(OBJECTIVE):
Select the lines that hold the word "operations" and copy each one.

#####

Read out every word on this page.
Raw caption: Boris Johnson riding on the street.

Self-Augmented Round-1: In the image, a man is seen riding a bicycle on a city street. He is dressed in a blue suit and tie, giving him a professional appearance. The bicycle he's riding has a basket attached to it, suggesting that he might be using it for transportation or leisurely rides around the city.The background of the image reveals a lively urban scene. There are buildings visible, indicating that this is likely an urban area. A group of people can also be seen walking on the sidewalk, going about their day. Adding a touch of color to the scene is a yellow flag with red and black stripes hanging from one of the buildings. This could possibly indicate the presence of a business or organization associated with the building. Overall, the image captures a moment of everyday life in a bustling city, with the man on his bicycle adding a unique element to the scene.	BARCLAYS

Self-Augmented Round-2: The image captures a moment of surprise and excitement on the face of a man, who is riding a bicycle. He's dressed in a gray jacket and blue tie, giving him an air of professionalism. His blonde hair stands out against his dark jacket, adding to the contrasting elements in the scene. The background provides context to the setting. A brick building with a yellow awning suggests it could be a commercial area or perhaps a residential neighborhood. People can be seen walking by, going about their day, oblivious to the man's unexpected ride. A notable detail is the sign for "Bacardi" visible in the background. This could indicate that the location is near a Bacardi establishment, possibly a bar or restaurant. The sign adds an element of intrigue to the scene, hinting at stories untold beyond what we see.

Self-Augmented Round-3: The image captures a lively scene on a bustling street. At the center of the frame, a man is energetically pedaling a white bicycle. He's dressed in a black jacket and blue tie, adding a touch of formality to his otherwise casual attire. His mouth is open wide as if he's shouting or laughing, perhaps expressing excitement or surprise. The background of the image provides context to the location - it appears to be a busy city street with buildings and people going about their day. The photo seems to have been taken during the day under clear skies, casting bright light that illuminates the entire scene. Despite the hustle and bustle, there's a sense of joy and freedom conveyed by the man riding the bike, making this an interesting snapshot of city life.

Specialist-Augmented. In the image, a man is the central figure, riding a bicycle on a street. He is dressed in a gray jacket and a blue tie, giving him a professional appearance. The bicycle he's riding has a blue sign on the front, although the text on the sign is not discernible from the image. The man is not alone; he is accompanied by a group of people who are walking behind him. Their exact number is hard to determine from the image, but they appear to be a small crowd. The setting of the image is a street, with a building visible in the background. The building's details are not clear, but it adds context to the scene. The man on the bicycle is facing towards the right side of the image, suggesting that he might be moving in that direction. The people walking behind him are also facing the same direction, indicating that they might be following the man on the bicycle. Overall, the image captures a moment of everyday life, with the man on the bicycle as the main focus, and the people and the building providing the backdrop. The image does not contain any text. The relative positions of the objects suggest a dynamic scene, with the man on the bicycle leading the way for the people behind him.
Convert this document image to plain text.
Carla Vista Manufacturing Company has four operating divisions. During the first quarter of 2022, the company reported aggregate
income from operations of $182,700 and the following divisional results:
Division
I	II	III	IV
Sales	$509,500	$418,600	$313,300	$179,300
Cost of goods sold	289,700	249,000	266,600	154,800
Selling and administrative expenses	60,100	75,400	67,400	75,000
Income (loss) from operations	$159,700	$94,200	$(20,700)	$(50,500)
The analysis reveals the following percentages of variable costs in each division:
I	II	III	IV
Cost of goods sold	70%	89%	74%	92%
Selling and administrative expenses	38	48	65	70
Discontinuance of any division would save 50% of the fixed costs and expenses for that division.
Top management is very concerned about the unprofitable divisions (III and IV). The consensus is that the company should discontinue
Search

#####

(ANSWER TO THIS PROBLEM):
income from operations of $182,700 and the following divisional results:
Income (loss) from operations	$159,700	$94,200	$(20,700)	$(50,500)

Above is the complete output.